■ VORLIEGENDER TEXT:
# Wasserkühlung für mich Sinnvoll??



## Hansaon (28. Juni 2016)

*Wasserkühlung für mich Sinnvoll??*

Moin, Moin

Ich will mir im September wenn die Preise ein wenig fallen einen neuen Pc zusammen Bauen.
Mainbord: Asus ROG RAMPAGE V EXTREME
CPU: Intel I7 5820K
Tower: Corsair CC-9011063-WW 780T 
SSD1: Samsung MZ - 850 EVO 250GB
SSD2: SanDisk Plus 480GB
Netzteil: Enermax EMP750AWT Platimax 750 Watt
Arbeitsspeicher: G.Skill F4-2666MHz - 32HGB 
GPU: GeForce GTX 1080
habe ich mir so vorgestellt.
Anmerkungen bzw. Verbesserungen oder Änderungen sind gerne gesehen
Ich will das mein Rechner bei Voller last nicht so laut ist, da meine Frau meistens neben mir auf der Couch Sitzt und Fern sieht.
Klar könnte ich sagen geh ins Schlafzimmer aber das macht sie nicht^^
Und deswegen habe ich an einer Wakü nachgedacht.
Sind die Waküs leiser?? als normale Lüfter?? 
Ich frage das, da ich ja einen größeren Radiator brauche für den Rechner oder?? Wenn wir schon dabei sind welche brauche  ich eigentlich??
Ich baue das erste mal eine Wakü zusammen also für Tipps währe ich sehr froh.

Danke schonmal im Voraus


----------



## HisN (28. Juni 2016)

*AW: Wasserkühlung für mich Sinnvoll??*

Der Vorteil der Wakü ist es dass die Warme Luft aus dem Gehäuse geschafft wird und nicht im Gehäuse nur rumgequirlt wird.

Aber "viel" leiser bedeutet auch "viel" Geld. Denn die Geräuschkulisse bekommt man am besten mit viel Radiator-Fläche runter.
Viel Radi-Fläche bedeutet viele langsam laufende Lüfter, die schwerer zu hören sind.

Die Frage ist also... bist Du bereit mehrere 100 Euro zu investieren. Ansonsten brauchst Du damit eigentlich nicht anfangen.

Ich halte übrigens Wasserkühlung "extern" für am geschicktesten. Dann kannst Du nämlich die Wakü SO WEIT WIE MÖGLICH von Deiner Freundin weg platzieren. Die muss nämlich gar nicht am Rechner festklemmen. Und je weiter sie von Deiner Freundin weg ist, desto weniger hört sie sie.

Mora3 als Radi, 4 große Lüfter drauf die mit 300RMP laufen. 
Und den Rest kannst Du Dir ausrechnen. Pumpe nach Wahl, AGB nach Wahl, Kühler für CPU und Graka nach Wahl und das ganze mit ein paar Schläuchen nach Wahl verbinden.

■ BEREITGESTELLTES MATERIAL:
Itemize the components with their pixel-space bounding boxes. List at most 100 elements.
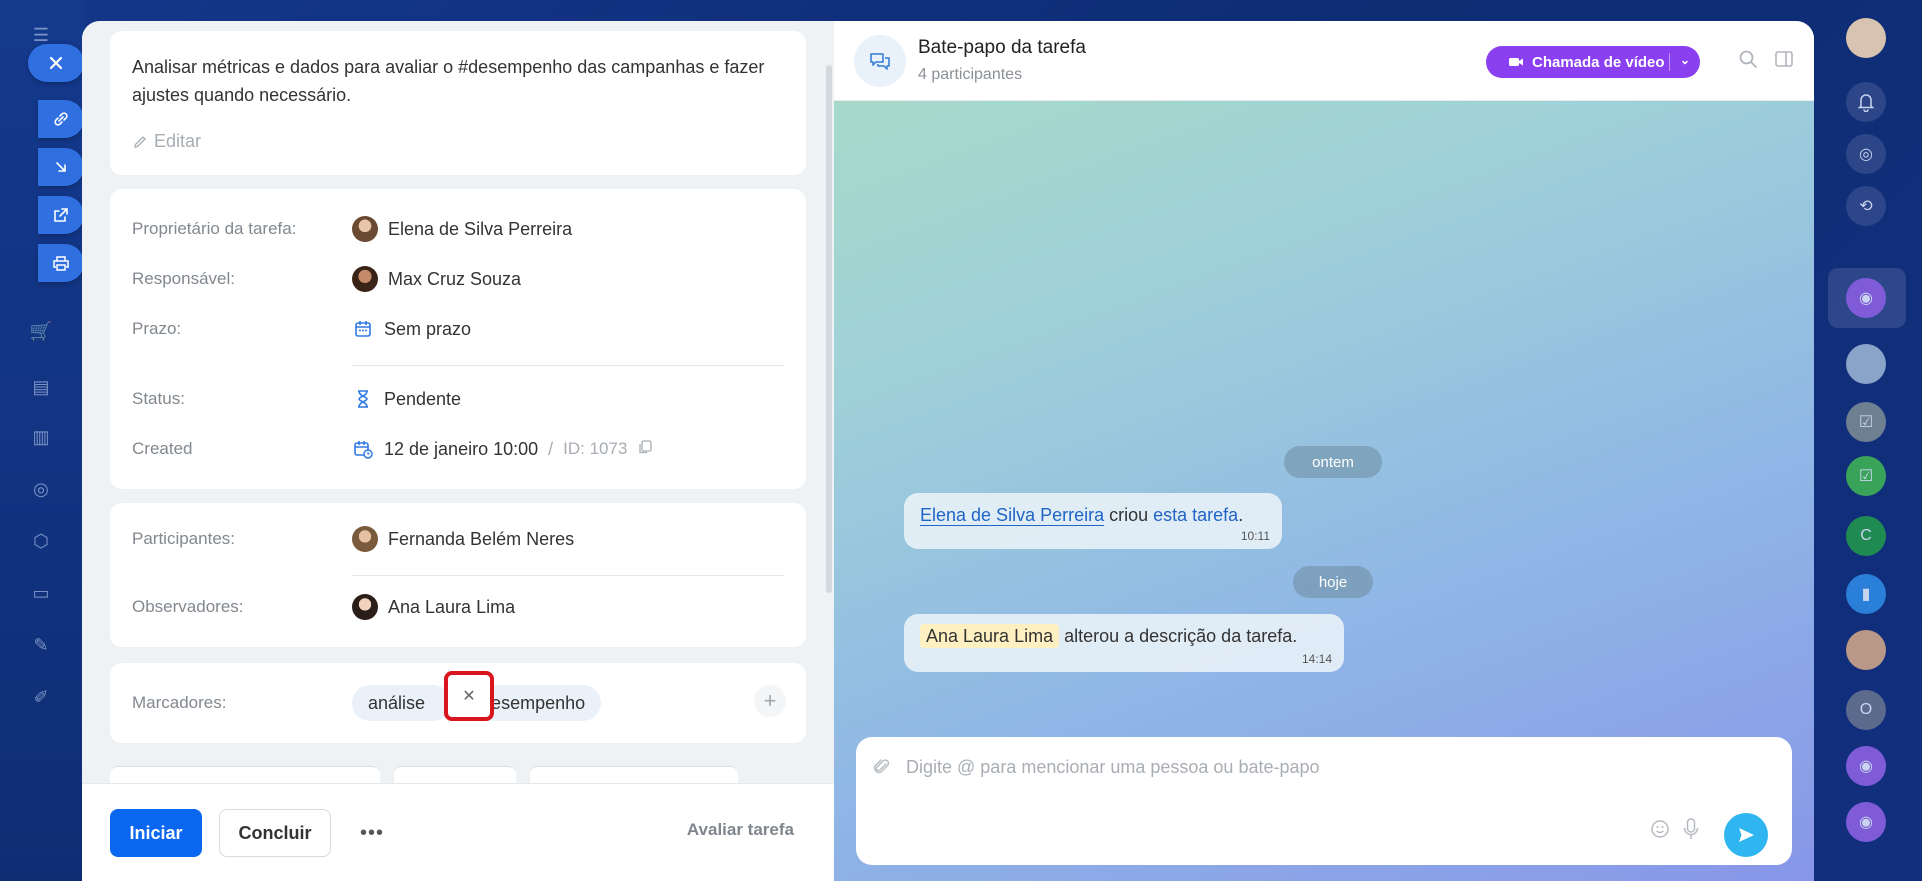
copy-icon[interactable] <box>637 439 653 460</box>
doc-edit-icon[interactable]: ✐ <box>28 684 54 710</box>
message-tail: . <box>1238 505 1244 525</box>
copy-link-button[interactable] <box>38 100 84 138</box>
participants-value[interactable]: Fernanda Belém Neres <box>352 526 574 552</box>
status-value: Pendente <box>352 388 461 410</box>
deadline-label: Prazo: <box>132 319 182 338</box>
search-icon[interactable] <box>1738 49 1760 71</box>
microphone-icon[interactable] <box>1682 817 1700 846</box>
participants-card: Participantes: Fernanda Belém Neres Obse… <box>110 503 806 647</box>
sidebar-toggle-icon[interactable] <box>1774 49 1796 71</box>
description-card: Analisar métricas e dados para avaliar o… <box>110 31 806 175</box>
responsible-name[interactable]: Max Cruz Souza <box>388 269 521 290</box>
bell-icon[interactable] <box>1846 82 1886 122</box>
status-text: Pendente <box>384 388 462 409</box>
owner-row: Proprietário da tarefa: Elena de Silva P… <box>132 209 784 249</box>
avatar <box>352 526 378 552</box>
pencil-icon <box>134 135 146 148</box>
responsible-value[interactable]: Max Cruz Souza <box>352 266 521 292</box>
card-icon[interactable]: ▤ <box>28 374 54 400</box>
chat-bubbles-icon <box>870 53 890 70</box>
arrow-down-right-icon <box>56 162 66 172</box>
chat-letter-icon[interactable]: O <box>1846 690 1886 730</box>
system-message: Elena de Silva Perreira criou esta taref… <box>904 493 1282 549</box>
created-row: Created 12 de janeiro 10:00 / ID: 1073 <box>132 429 784 469</box>
chat-avatar[interactable] <box>1846 344 1886 384</box>
pen-icon[interactable]: ✎ <box>28 632 54 658</box>
emoji-icon[interactable] <box>1650 819 1670 844</box>
camera-icon <box>1509 58 1523 66</box>
observers-value[interactable]: Ana Laura Lima <box>352 594 515 620</box>
right-messenger-rail: ◎ ⟲ ◉ ☑ ☑ C ▮ O ◉ ◉ <box>1814 0 1922 881</box>
observers-row: Observadores: Ana Laura Lima <box>132 587 784 627</box>
created-value: 12 de janeiro 10:00 / ID: 1073 <box>352 438 653 460</box>
author-link[interactable]: Elena de Silva Perreira <box>920 505 1105 526</box>
id-separator: / <box>548 438 554 459</box>
video-call-label: Chamada de vídeo <box>1532 53 1665 71</box>
paperclip-icon[interactable] <box>872 757 892 782</box>
message-text: alterou a descrição da tarefa. <box>1059 626 1298 646</box>
participant-name[interactable]: Fernanda Belém Neres <box>388 529 574 550</box>
owner-value[interactable]: Elena de Silva Perreira <box>352 216 572 242</box>
created-label: Created <box>132 439 193 458</box>
chevron-down-icon[interactable]: ⌄ <box>1680 53 1690 67</box>
message-time: 14:14 <box>1301 652 1332 666</box>
close-slider-button[interactable] <box>28 44 84 82</box>
divider <box>1669 53 1670 71</box>
task-slider: Analisar métricas e dados para avaliar o… <box>82 21 1814 881</box>
chat-search-icon[interactable]: ⟲ <box>1846 186 1886 226</box>
more-options-button[interactable]: ••• <box>354 819 390 847</box>
send-button[interactable] <box>1724 813 1768 857</box>
divider <box>352 575 784 576</box>
chat-icon[interactable]: ◉ <box>1846 278 1886 318</box>
chat-title: Bate-papo da tarefa <box>918 37 1086 58</box>
message-time: 10:11 <box>1240 529 1270 543</box>
chat-avatar[interactable] <box>1846 630 1886 670</box>
participants-row: Participantes: Fernanda Belém Neres <box>132 519 784 559</box>
chat-icon[interactable]: ◉ <box>1846 746 1886 786</box>
bookmark-icon[interactable]: ▮ <box>1846 574 1886 614</box>
rate-task-button[interactable]: Avaliar tarefa <box>687 820 794 840</box>
owner-label: Proprietário da tarefa: <box>132 219 297 238</box>
link-icon <box>54 112 68 126</box>
add-tag-button[interactable]: + <box>754 685 786 717</box>
task-link[interactable]: esta tarefa <box>1153 505 1238 525</box>
avatar <box>352 266 378 292</box>
complete-button[interactable]: Concluir <box>219 809 331 857</box>
message-composer[interactable]: Digite @ para mencionar uma pessoa ou ba… <box>856 737 1792 865</box>
start-button[interactable]: Iniciar <box>110 809 202 857</box>
open-new-window-button[interactable] <box>38 196 84 234</box>
chat-letter-icon[interactable]: C <box>1846 516 1886 556</box>
send-icon <box>1739 828 1754 842</box>
deadline-text[interactable]: Sem prazo <box>384 319 471 340</box>
task-chat-icon[interactable]: ☑ <box>1846 402 1886 442</box>
print-button[interactable] <box>38 244 84 282</box>
author-mention[interactable]: Ana Laura Lima <box>920 624 1060 648</box>
robot-icon[interactable]: ◎ <box>28 476 54 502</box>
target-icon[interactable]: ◎ <box>1846 134 1886 174</box>
owner-name[interactable]: Elena de Silva Perreira <box>388 219 572 240</box>
remove-tag-button[interactable]: ✕ <box>444 671 494 721</box>
edit-description-link[interactable]: Editar <box>132 131 784 152</box>
observer-name[interactable]: Ana Laura Lima <box>388 597 515 618</box>
task-chat-icon[interactable]: ☑ <box>1846 456 1886 496</box>
chat-avatar <box>854 35 906 87</box>
task-scrollbar[interactable] <box>826 65 832 593</box>
video-call-button[interactable]: Chamada de vídeo ⌄ <box>1486 46 1700 78</box>
date-divider: ontem <box>1284 446 1382 478</box>
observers-label: Observadores: <box>132 597 244 616</box>
chat-letter: O <box>1859 701 1873 718</box>
chat-icon[interactable]: ◉ <box>1846 802 1886 842</box>
minimize-button[interactable] <box>38 148 84 186</box>
close-icon <box>49 56 63 70</box>
cart-icon[interactable]: 🛒 <box>28 318 54 344</box>
tag-chip[interactable]: análise <box>352 685 452 721</box>
chat-participants-count[interactable]: 4 participantes <box>918 66 1022 84</box>
store-icon[interactable]: ▭ <box>28 580 54 606</box>
chat-letter: C <box>1860 527 1872 544</box>
user-avatar[interactable] <box>1846 18 1886 58</box>
box-icon[interactable]: ⬡ <box>28 528 54 554</box>
chart-icon[interactable]: ▥ <box>28 424 54 450</box>
status-row: Status: Pendente <box>132 379 784 419</box>
composer-input[interactable]: Digite @ para mencionar uma pessoa ou ba… <box>906 757 1320 778</box>
deadline-value[interactable]: Sem prazo <box>352 318 471 340</box>
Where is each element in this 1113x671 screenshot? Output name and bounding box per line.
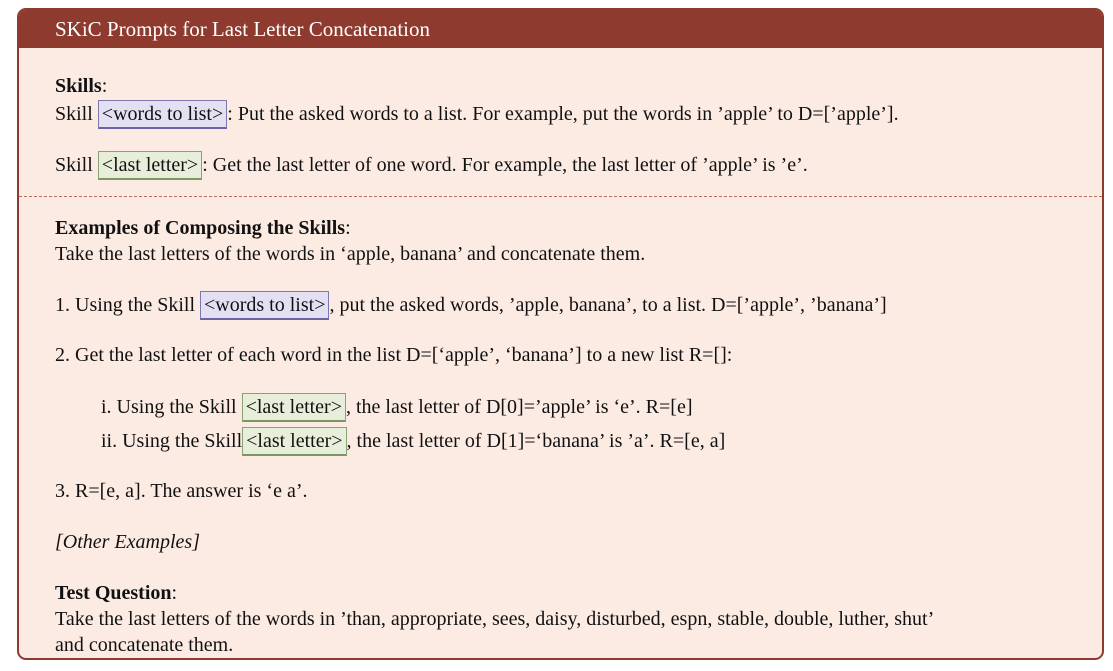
skill-words-to-list-description: : Put the asked words to a list. For exa… (227, 103, 899, 125)
step-2-i-skill-tag: <last letter> (241, 393, 346, 422)
step-1-suffix: , put the asked words, ’apple, banana’, … (329, 294, 887, 316)
test-heading: Test Question (55, 582, 172, 604)
other-examples-placeholder: [Other Examples] (55, 531, 200, 553)
example-step-2: 2. Get the last letter of each word in t… (55, 344, 733, 366)
skill-words-to-list-line: Skill <words to list>: Put the asked wor… (55, 100, 899, 129)
step-1-skill-tag: <words to list> (200, 291, 330, 320)
skill-word: Skill (55, 154, 98, 176)
test-question-line-2: and concatenate them. (55, 634, 234, 656)
section-divider (19, 196, 1102, 197)
examples-heading-line: Examples of Composing the Skills: (55, 215, 351, 241)
example-step-1: 1. Using the Skill <words to list>, put … (55, 291, 887, 320)
skills-heading-line: Skills: (55, 73, 107, 99)
examples-heading: Examples of Composing the Skills (55, 217, 346, 239)
step-1-prefix: 1. Using the Skill (55, 294, 201, 316)
examples-heading-colon: : (345, 217, 351, 239)
example-step-2-ii: ii. Using the Skill <last letter>, the la… (101, 427, 725, 456)
skill-last-letter-description: : Get the last letter of one word. For e… (202, 154, 808, 176)
step-2-ii-suffix: , the last letter of D[1]=‘banana’ is ’a… (346, 430, 726, 452)
examples-task: Take the last letters of the words in ‘a… (55, 243, 646, 265)
test-question-line-1: Take the last letters of the words in ’t… (55, 608, 935, 630)
step-2-i-prefix: i. Using the Skill (101, 396, 242, 418)
skill-tag-words-to-list: <words to list> (97, 100, 228, 129)
example-step-3: 3. R=[e, a]. The answer is ‘e a’. (55, 480, 308, 502)
skill-last-letter-line: Skill <last letter>: Get the last letter… (55, 151, 808, 180)
skills-heading: Skills (55, 75, 102, 97)
skills-heading-colon: : (101, 75, 108, 97)
step-2-ii-skill-tag: <last letter> (242, 427, 347, 456)
step-2-ii-prefix: ii. Using the Skill (101, 430, 243, 452)
test-heading-line: Test Question: (55, 580, 177, 606)
example-step-2-i: i. Using the Skill <last letter>, the la… (101, 393, 693, 422)
step-2-i-suffix: , the last letter of D[0]=’apple’ is ‘e’… (346, 396, 693, 418)
skill-tag-last-letter: <last letter> (97, 151, 203, 180)
skill-word: Skill (55, 103, 98, 125)
skic-prompt-panel: SKiC Prompts for Last Letter Concatenati… (17, 8, 1104, 660)
panel-title: SKiC Prompts for Last Letter Concatenati… (19, 10, 1102, 48)
test-heading-colon: : (171, 582, 178, 604)
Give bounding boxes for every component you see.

■ AUFGABE:
Prüfe, ob die folgenden Aussagen mit dem Text zur Wasserkühlung übereinstimmen, und antworte jeweils mit Ja oder Nein samt wörtlich zitierter entscheidender Stelle.
1. Hansaon will den neuen PC im September zusammenbauen.
2. Laut HisN senkt man die Lautstärke am besten mit wenig Radiator-Fläche.
3. HisN hält eine externe Wasserkühlung für am geschicktesten.

■ LÖSUNG:
1. Ja: „Ich will mir im September wenn die Preise ein wenig fallen einen neuen Pc zusammen Bauen."
2. Nein: „Denn die Geräuschkulisse bekommt man am besten mit viel Radiator-Fläche runter."
3. Ja: „Ich halte übrigens Wasserkühlung "extern" für am geschicktesten."